### EXERCISE AIM
Gather every line in the records below that contains the word "från".

### THE RECORDS
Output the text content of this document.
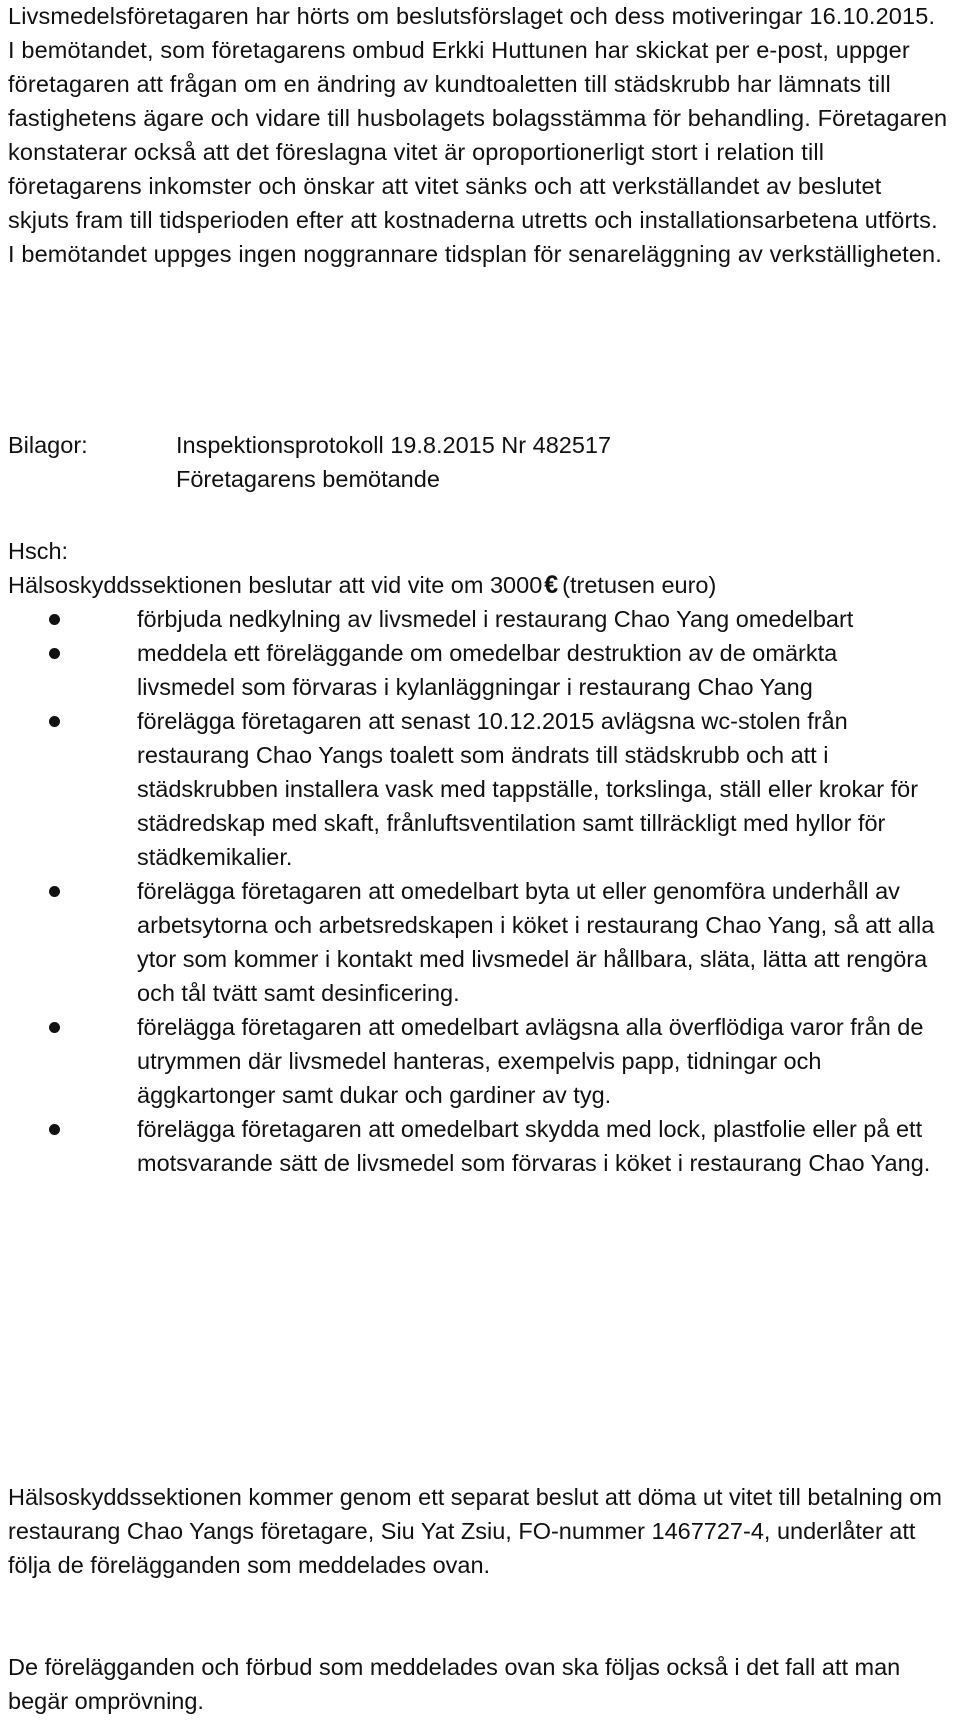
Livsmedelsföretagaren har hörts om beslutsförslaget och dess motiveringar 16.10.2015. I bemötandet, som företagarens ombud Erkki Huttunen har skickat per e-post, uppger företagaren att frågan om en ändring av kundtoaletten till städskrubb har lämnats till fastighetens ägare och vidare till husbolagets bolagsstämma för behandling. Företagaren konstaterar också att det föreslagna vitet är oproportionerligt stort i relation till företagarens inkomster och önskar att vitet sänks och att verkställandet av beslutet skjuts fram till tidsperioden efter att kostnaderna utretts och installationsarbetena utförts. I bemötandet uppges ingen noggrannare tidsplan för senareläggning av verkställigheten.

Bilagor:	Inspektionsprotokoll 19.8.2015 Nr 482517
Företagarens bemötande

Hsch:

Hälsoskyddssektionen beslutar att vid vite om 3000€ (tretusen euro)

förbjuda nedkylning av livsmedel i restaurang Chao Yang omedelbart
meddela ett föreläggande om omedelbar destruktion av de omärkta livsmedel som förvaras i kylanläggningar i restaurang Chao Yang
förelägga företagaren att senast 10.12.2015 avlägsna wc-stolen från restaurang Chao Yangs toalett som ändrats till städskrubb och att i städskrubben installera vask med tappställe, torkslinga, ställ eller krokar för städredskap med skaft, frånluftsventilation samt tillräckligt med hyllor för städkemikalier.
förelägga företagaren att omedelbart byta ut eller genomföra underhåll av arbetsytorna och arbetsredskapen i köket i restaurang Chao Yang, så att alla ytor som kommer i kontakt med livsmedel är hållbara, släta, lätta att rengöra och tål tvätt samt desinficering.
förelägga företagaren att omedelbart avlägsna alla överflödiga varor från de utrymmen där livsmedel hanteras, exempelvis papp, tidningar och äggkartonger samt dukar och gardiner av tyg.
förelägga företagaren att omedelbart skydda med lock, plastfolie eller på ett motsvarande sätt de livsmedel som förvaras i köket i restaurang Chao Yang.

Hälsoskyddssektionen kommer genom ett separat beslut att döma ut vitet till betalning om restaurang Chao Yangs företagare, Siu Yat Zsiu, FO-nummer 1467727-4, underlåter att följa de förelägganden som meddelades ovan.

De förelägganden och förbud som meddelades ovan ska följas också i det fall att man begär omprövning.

* * *

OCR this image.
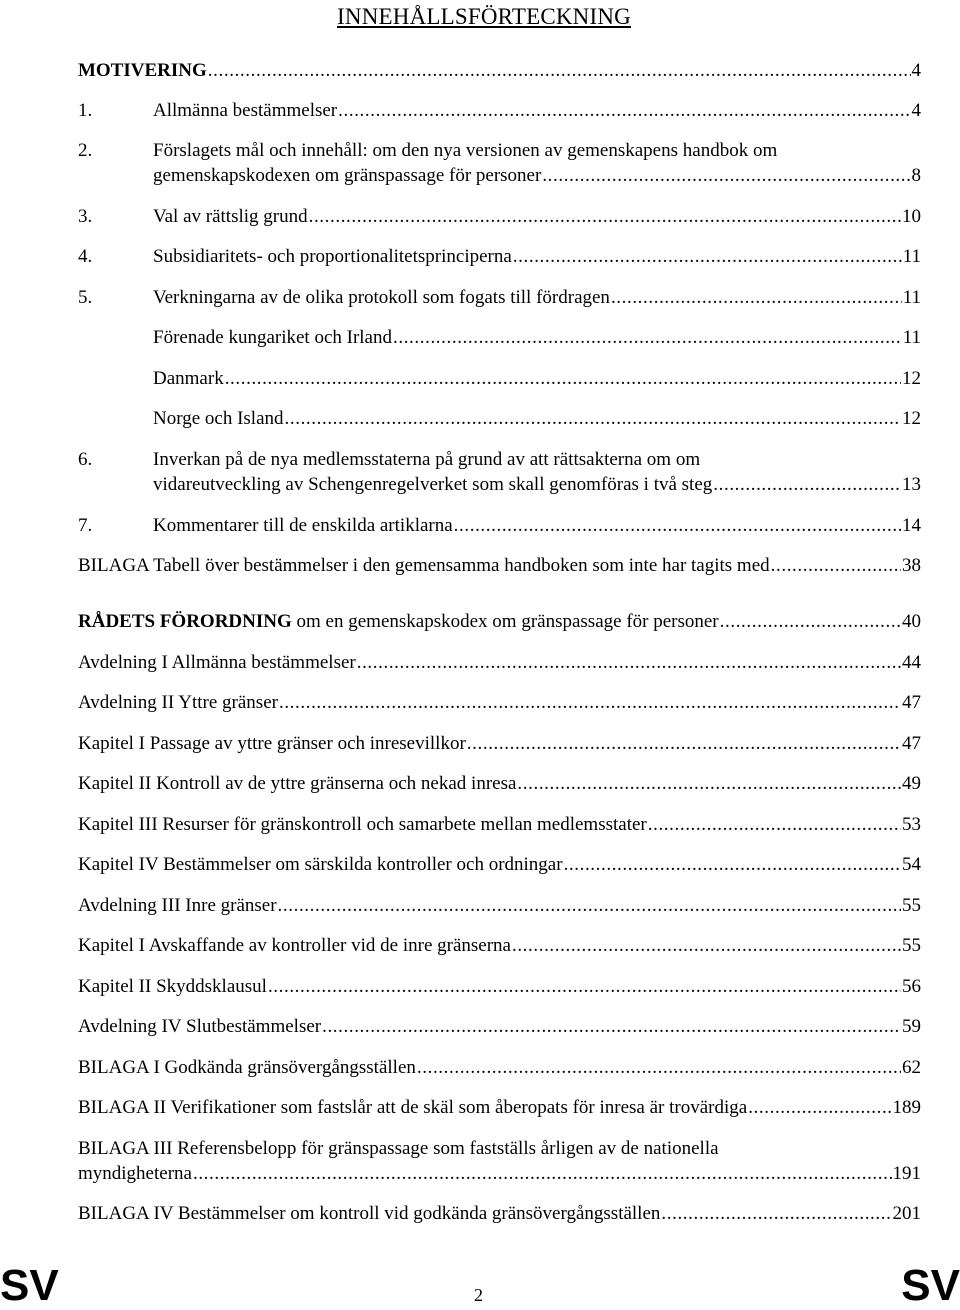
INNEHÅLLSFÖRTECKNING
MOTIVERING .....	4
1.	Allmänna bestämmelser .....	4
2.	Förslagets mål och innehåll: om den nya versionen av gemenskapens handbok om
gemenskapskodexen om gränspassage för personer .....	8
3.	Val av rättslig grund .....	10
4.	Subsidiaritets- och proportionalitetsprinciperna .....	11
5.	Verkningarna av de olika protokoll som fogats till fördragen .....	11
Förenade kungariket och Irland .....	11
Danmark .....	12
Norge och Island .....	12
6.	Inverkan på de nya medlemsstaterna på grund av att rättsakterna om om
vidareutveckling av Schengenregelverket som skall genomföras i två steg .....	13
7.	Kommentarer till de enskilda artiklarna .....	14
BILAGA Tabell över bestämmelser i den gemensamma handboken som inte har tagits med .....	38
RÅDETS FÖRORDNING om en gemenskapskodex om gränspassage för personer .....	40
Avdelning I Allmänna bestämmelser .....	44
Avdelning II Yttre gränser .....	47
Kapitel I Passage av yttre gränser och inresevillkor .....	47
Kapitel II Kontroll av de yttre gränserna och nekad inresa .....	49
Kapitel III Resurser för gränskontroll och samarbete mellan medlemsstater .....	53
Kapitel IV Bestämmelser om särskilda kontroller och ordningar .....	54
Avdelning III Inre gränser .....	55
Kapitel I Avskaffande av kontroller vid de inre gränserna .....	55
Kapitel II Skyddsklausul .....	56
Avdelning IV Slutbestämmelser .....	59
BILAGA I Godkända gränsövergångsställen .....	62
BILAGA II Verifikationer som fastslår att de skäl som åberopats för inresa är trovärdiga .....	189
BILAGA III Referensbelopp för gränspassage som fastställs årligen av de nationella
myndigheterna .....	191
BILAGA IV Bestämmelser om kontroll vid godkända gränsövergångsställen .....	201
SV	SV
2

### SOLUTION FOR THIS PROBLEM
förelägga företagaren att senast 10.12.2015 avlägsna wc-stolen från restaurang Chao Yangs toalett som ändrats till städskrubb och att i städskrubben installera vask med tappställe, torkslinga, ställ eller krokar för städredskap med skaft, frånluftsventilation samt tillräckligt med hyllor för städkemikalier.
förelägga företagaren att omedelbart avlägsna alla överflödiga varor från de utrymmen där livsmedel hanteras, exempelvis papp, tidningar och äggkartonger samt dukar och gardiner av tyg.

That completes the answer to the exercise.